(Задания)
[a] Перепишите часть записей, которая начинается строкой, содержащей «camtasia-logo-icon: [1015, 70, 1083, 144]», и заканчивается строкой, содержащей «347, 965, 387]», заменив «folder-select» на «folder-picker» и ничего больше не меняя.
[b] Продолжите текст о лотмановском структурализме и макрочтении, начав сразу после его последнего предложения.

(Фрагмент документа)
Томас Венцлова - Собеседники на пиру
Классические образцы макрочтения даны Бахтиным (1979) и Топоровым (1982). Лотман в своих трудах ставит вопрос о макрочтении (об учитывании внетекстовых структур), но скорее ограничивается рассмотрением случаев, когда различные участки текста построены по различным структурным законам, чем случаев, когда любой участок текста прочитывается при посредстве более чем одного кода; т. е. он склонен сводить текст к мозаике, в то время как в наиболее общем и существенном для литературы случае текст скорее можно сравнить с химическим соединением.
Кроме того, лотмановский структурализм отвлекается от рассматривания генезиса текста и его исторического функционирования, от сравнительно-типологических проблем, от задач, связанных с историей культуры, философии и т. д. (Лотман Ю., 1972, с. 5–6, 9–10). Разумеется, любая научная доктрина должна само-ограничиться; и всё же это ведет к некоторой неполноте лотмановского подхода (что, впрочем, сплошь и рядом преодолевается Лотманом на практике). Проблемы эти должны быть рассмотрены, хотя и не в традиционных терминах. Во взаимодействие текста с окружающими его текстами входит, в частности, и взаимодействие с текстом жизни его автора. Биографические аспекты существенны, когда они способствуют структурированию поэтического текста (ср. Корти, 1978, с. 21; ср. также Сегал, 1979а). Мы считаем, что здесь допустимо использовать некоторые положения психоанализа, сейчас уже вошедшие в общий фонд антропологии — в той мере, в какой психоанализ раскрывает построение текста жизни и текста произведения на определенных оппозициях, которые должны быть преодолены и сняты (ср. Гомбрих, 1963). Следует подчеркнуть, что здесь наша позиция не совпадает с позицией французской структуралистской школы, которая использует наследие психоанализа, на наш взгляд, несколько хаотично и произвольно.

[Серия записей]
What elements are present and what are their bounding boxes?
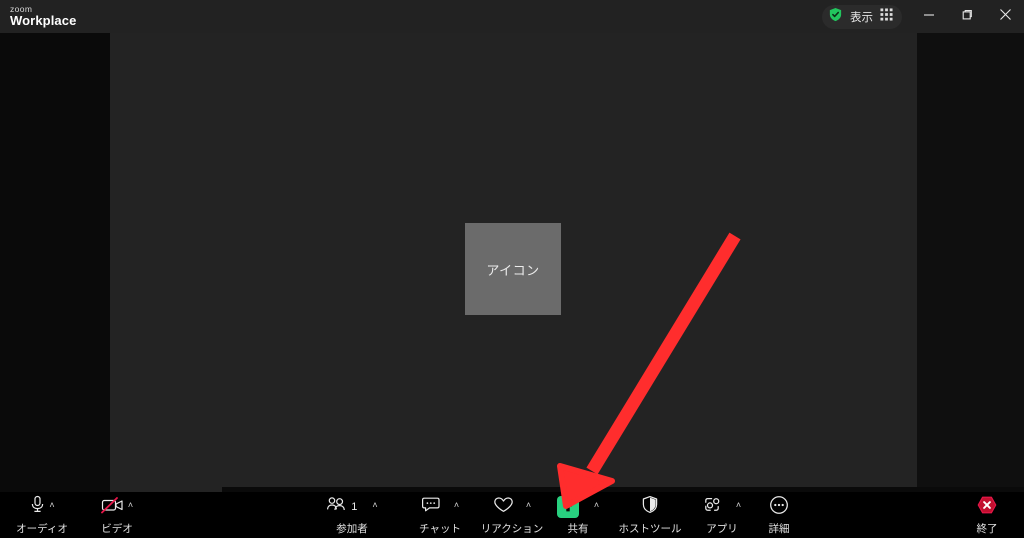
share-chevron-down-icon[interactable]: ˄ <box>594 500 599 510</box>
camera-off-icon <box>100 496 125 519</box>
audio-chevron-down-icon[interactable]: ˄ <box>49 500 54 510</box>
view-mode-pill[interactable]: 表示 <box>822 4 902 29</box>
toolbar-label-chat: チャット <box>419 523 461 535</box>
toolbar-label-end-meeting: 終了 <box>976 523 998 535</box>
shield-icon <box>641 495 659 519</box>
toolbar-label-audio: オーディオ <box>16 523 68 535</box>
shield-check-icon <box>828 7 843 27</box>
toolbar-item-end-meeting[interactable]: 終了 <box>955 496 1019 536</box>
microphone-icon <box>29 495 46 519</box>
toolbar-item-participants[interactable]: 1 ˄ 参加者 <box>320 496 384 536</box>
close-button[interactable] <box>986 0 1024 33</box>
toolbar-label-apps: アプリ <box>706 523 738 535</box>
zoom-meeting-window: zoom Workplace 表示 アイコン ˄ オーディオ ˄ ビデオ 1 ˄… <box>0 0 1024 538</box>
video-chevron-down-icon[interactable]: ˄ <box>128 500 133 510</box>
avatar: アイコン <box>465 223 561 315</box>
toolbar-item-audio[interactable]: ˄ オーディオ <box>10 495 74 536</box>
meeting-toolbar: ˄ オーディオ ˄ ビデオ 1 ˄ 参加者 ˄ チャット ˄ リアクション ˄ … <box>0 492 1024 538</box>
left-gutter <box>0 33 110 492</box>
grid-view-icon[interactable] <box>880 7 893 26</box>
participants-icon <box>326 496 347 518</box>
title-bar-right-controls: 表示 <box>822 0 1024 33</box>
end-call-icon[interactable] <box>976 495 998 520</box>
heart-icon <box>493 496 514 519</box>
toolbar-item-apps[interactable]: ˄ アプリ <box>690 496 754 536</box>
chat-chevron-down-icon[interactable]: ˄ <box>454 500 459 510</box>
toolbar-item-host-tools[interactable]: ホストツール <box>616 495 684 536</box>
zoom-workplace-logo: zoom Workplace <box>10 5 76 28</box>
toolbar-item-more[interactable]: 詳細 <box>747 495 811 536</box>
minimize-icon <box>923 8 935 26</box>
apps-icon <box>703 496 723 519</box>
toolbar-label-video: ビデオ <box>101 523 133 535</box>
close-icon <box>999 8 1012 26</box>
maximize-restore-icon <box>961 8 973 26</box>
toolbar-label-more: 詳細 <box>768 523 790 535</box>
apps-chevron-down-icon[interactable]: ˄ <box>736 500 741 510</box>
video-stage: アイコン <box>110 33 917 487</box>
toolbar-item-video[interactable]: ˄ ビデオ <box>85 496 149 536</box>
avatar-label: アイコン <box>486 262 540 278</box>
maximize-button[interactable] <box>948 0 986 33</box>
brand-product-text: Workplace <box>10 13 77 29</box>
share-screen-icon[interactable] <box>556 496 579 518</box>
participants-chevron-down-icon[interactable]: ˄ <box>372 500 377 510</box>
ellipsis-icon <box>769 495 789 520</box>
toolbar-item-chat[interactable]: ˄ チャット <box>408 496 472 536</box>
toolbar-label-reactions: リアクション <box>480 523 544 535</box>
toolbar-label-share: 共有 <box>567 523 589 535</box>
right-gutter <box>917 33 1024 487</box>
title-bar: zoom Workplace 表示 <box>0 0 1024 33</box>
participants-count: 1 <box>351 501 358 513</box>
toolbar-label-host-tools: ホストツール <box>618 523 682 535</box>
minimize-button[interactable] <box>910 0 948 33</box>
toolbar-item-reactions[interactable]: ˄ リアクション <box>476 496 548 536</box>
toolbar-label-participants: 参加者 <box>336 523 368 535</box>
reactions-chevron-down-icon[interactable]: ˄ <box>526 500 531 510</box>
toolbar-item-share[interactable]: ˄ 共有 <box>546 496 610 536</box>
chat-bubble-icon <box>421 496 441 519</box>
view-mode-label: 表示 <box>850 11 873 24</box>
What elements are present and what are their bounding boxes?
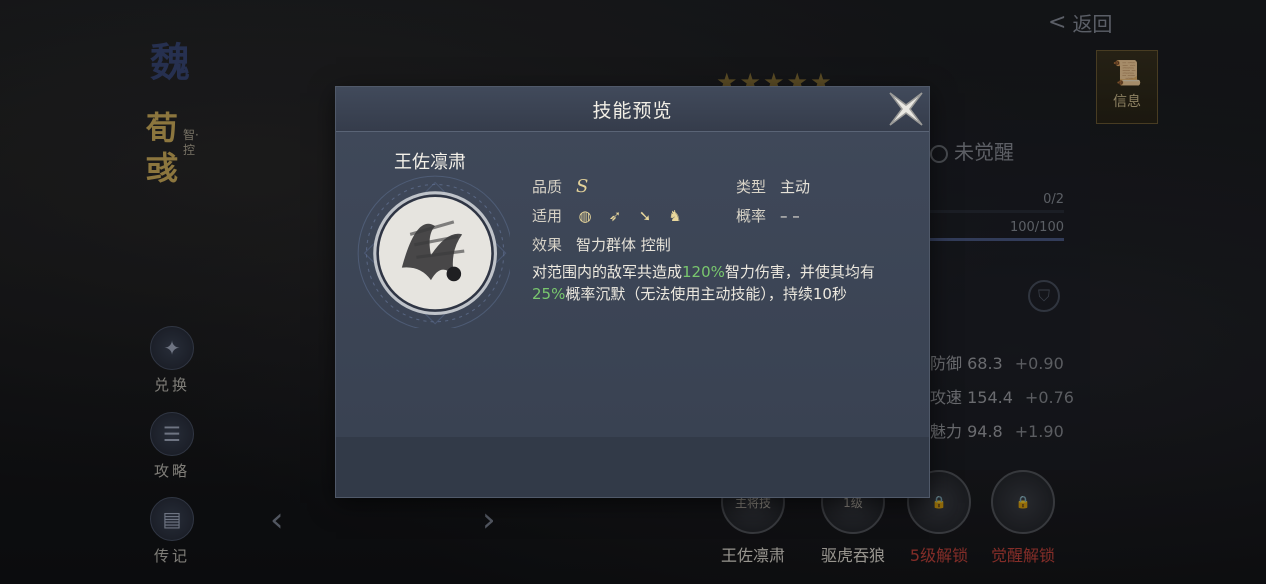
close-icon — [889, 92, 923, 126]
effect-value: 智力群体 控制 — [576, 236, 671, 254]
bow-icon: ➶ — [608, 206, 622, 225]
apply-row: 适用 ◍ ➶ ➘ ♞ — [532, 205, 696, 226]
close-button[interactable] — [883, 86, 929, 132]
rate-label: 概率 — [736, 207, 767, 225]
rate-value: – – — [780, 206, 800, 225]
skill-preview-dialog: 技能预览 王佐凛肃 品质 S 适用 ◍ ➶ ➘ ♞ 效果 智力群体 控制 类型 … — [336, 87, 929, 497]
rate-row: 概率 – – — [736, 205, 800, 226]
dialog-header: 技能预览 — [336, 87, 929, 132]
spear-icon: ➘ — [638, 206, 652, 225]
type-label: 类型 — [736, 178, 767, 196]
quality-value: S — [576, 176, 589, 197]
type-value: 主动 — [780, 178, 811, 196]
highlight-value: 25% — [532, 285, 566, 303]
dialog-title: 技能预览 — [592, 99, 673, 122]
apply-label: 适用 — [532, 207, 563, 225]
dialog-footer — [336, 437, 929, 497]
type-row: 类型 主动 — [736, 176, 810, 197]
horse-icon: ♞ — [668, 206, 682, 225]
shield-icon: ◍ — [578, 206, 592, 225]
quality-label: 品质 — [532, 178, 563, 196]
highlight-value: 120% — [682, 263, 725, 281]
skill-description: 对范围内的敌军共造成120%智力伤害，并使其均有 25%概率沉默（无法使用主动技能… — [532, 263, 875, 303]
skill-emblem — [357, 175, 510, 328]
dialog-body: 王佐凛肃 品质 S 适用 ◍ ➶ ➘ ♞ 效果 智力群体 控制 类型 主动 概率… — [336, 132, 929, 437]
skill-name: 王佐凛肃 — [394, 152, 466, 173]
quality-row: 品质 S — [532, 176, 588, 197]
effect-label: 效果 — [532, 236, 563, 254]
effect-row: 效果 智力群体 控制 — [532, 234, 671, 255]
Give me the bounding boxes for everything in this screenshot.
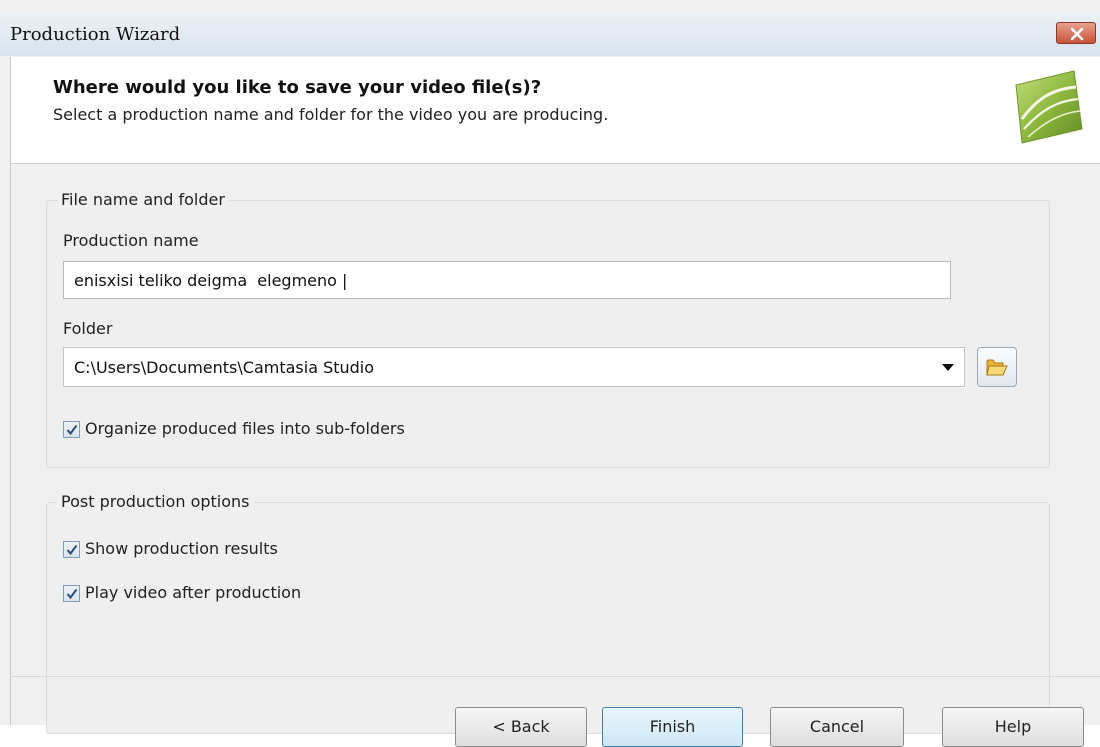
camtasia-logo-icon: [1015, 70, 1083, 144]
footer-divider: [10, 676, 1100, 677]
production-name-input[interactable]: [63, 261, 951, 299]
checkmark-icon: [66, 424, 78, 436]
production-wizard-window: Production Wizard Where would you like t…: [0, 0, 1100, 747]
organize-subfolders-option[interactable]: Organize produced files into sub-folders: [63, 419, 543, 441]
organize-subfolders-label: Organize produced files into sub-folders: [85, 419, 405, 438]
folder-select[interactable]: C:\Users\Documents\Camtasia Studio: [63, 347, 965, 387]
organize-subfolders-checkbox[interactable]: [63, 421, 80, 438]
close-button[interactable]: [1056, 22, 1096, 44]
page-subheading: Select a production name and folder for …: [53, 105, 609, 124]
help-button[interactable]: Help: [942, 707, 1084, 747]
production-name-label: Production name: [63, 231, 199, 250]
chevron-down-icon: [942, 364, 954, 371]
title-bar: Production Wizard: [0, 12, 1100, 56]
show-results-checkbox[interactable]: [63, 541, 80, 558]
header-panel: Where would you like to save your video …: [10, 57, 1100, 164]
checkmark-icon: [66, 588, 78, 600]
window-title: Production Wizard: [10, 24, 181, 45]
file-group-legend: File name and folder: [57, 190, 229, 209]
folder-label: Folder: [63, 319, 113, 338]
finish-button[interactable]: Finish: [602, 707, 743, 747]
post-group-legend: Post production options: [57, 492, 254, 511]
show-results-option[interactable]: Show production results: [63, 539, 423, 561]
folder-open-icon: [986, 359, 1008, 376]
play-video-option[interactable]: Play video after production: [63, 583, 423, 605]
wizard-body: File name and folder Production name Fol…: [10, 164, 1100, 734]
browse-folder-button[interactable]: [977, 347, 1017, 387]
checkmark-icon: [66, 544, 78, 556]
close-icon: [1070, 27, 1084, 41]
play-video-label: Play video after production: [85, 583, 302, 602]
cancel-button[interactable]: Cancel: [770, 707, 904, 747]
folder-path-value: C:\Users\Documents\Camtasia Studio: [74, 358, 375, 377]
post-production-group: Post production options Show production …: [46, 492, 1050, 734]
file-name-folder-group: File name and folder Production name Fol…: [46, 190, 1050, 468]
page-heading: Where would you like to save your video …: [53, 77, 542, 98]
back-button[interactable]: < Back: [455, 707, 587, 747]
play-video-checkbox[interactable]: [63, 585, 80, 602]
show-results-label: Show production results: [85, 539, 278, 558]
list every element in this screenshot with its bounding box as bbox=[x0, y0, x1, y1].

(Ответы)
[a]
camtasia-logo-icon: [1015, 70, 1083, 144]
footer-divider: [10, 676, 1100, 677]
production-name-input[interactable]: [63, 261, 951, 299]
checkmark-icon: [66, 424, 78, 436]
production-wizard-window: Production Wizard Where would you like t…: [0, 0, 1100, 747]
organize-subfolders-option[interactable]: Organize produced files into sub-folders: [63, 419, 543, 441]
organize-subfolders-label: Organize produced files into sub-folders: [85, 419, 405, 438]
folder-picker[interactable]: C:\Users\Documents\Camtasia Studio: [63, 347, 965, 387]

[b]
Остановимся несколько подробнее на одном из важных вопросов, возникающих при макрочтении — на возможности сопоставить поэтический текст с текстом мифа и/или ритуала. Существует устойчивая традиция, утверждающая глубинное родство поэзии и мифа: она восходит по крайней мере к немецким романтикам, продолжается у Ницше и Вагнера, углубляется в теоретических построениях Фрейзера, Кассирера, Юнга, Элиаде, Башляра, Кэмпбелла, а также таких авторов, как Томас Манн и Вячеслав Иванов (см. подробный обзор — Мелетинский, 1976, с. 12–162; ср. подбор современных исследований — Виккери Дж., 1966). Однако не менее устойчивая традиция противопоставляет миф и поэзию (прежде всего лирику). Так, К. Леви-Стросс указывал, что по сравнению с мифом поэзия находится на противоположном полюсе языка: она не поддается переводу без искажений, в то время как сущность мифа — рассказываемая история — сохраняется даже при наихудшем переводе (Леви-Стросс, 1955, с. 430). Правда, тот же Леви-Стросс совместно с Якобсоном счел возможным исследовать мифическую «подкладку» сонета Бодлера (Якобсон, Леви-Стросс, 1962). Ученый другого культурного круга и другой школы — О. Фрейденберг, — рассматривавшая мифологию, пожалуй, не менее глубоко, чем Леви-Стросс, заметила: «Лирика — величайшее изменение общественного сознания, один из самых значительных этапов познавательного процесса. Он знаменует перемену видения мира на путях от образного мышления к понятийному, от мифологического мировоззрения к реалистическому» (Пастернак, Фрейденберг, 1981, с. 256). Лирика, по Фрейденберг, — «жанр без мифов, без сюжетов, без семантики», она «не знает обобщающей многократности» мифа (Пастернак, Фрейденберг, 1981, с. 256–258). Любопытны тут два момента. Во-первых, для Леви-Стросса миф есть скорее рациональное, а лирика удаляется от рациональности в сторону иррационального, для Фрейденберг же дело обстоит наоборот. Во-вторых, Фрейденберг, как и Леви-Стросс, в своих практических исследованиях отходит от строгого противопоставления лирики и мифа (ср. Фрейденберг, 1978).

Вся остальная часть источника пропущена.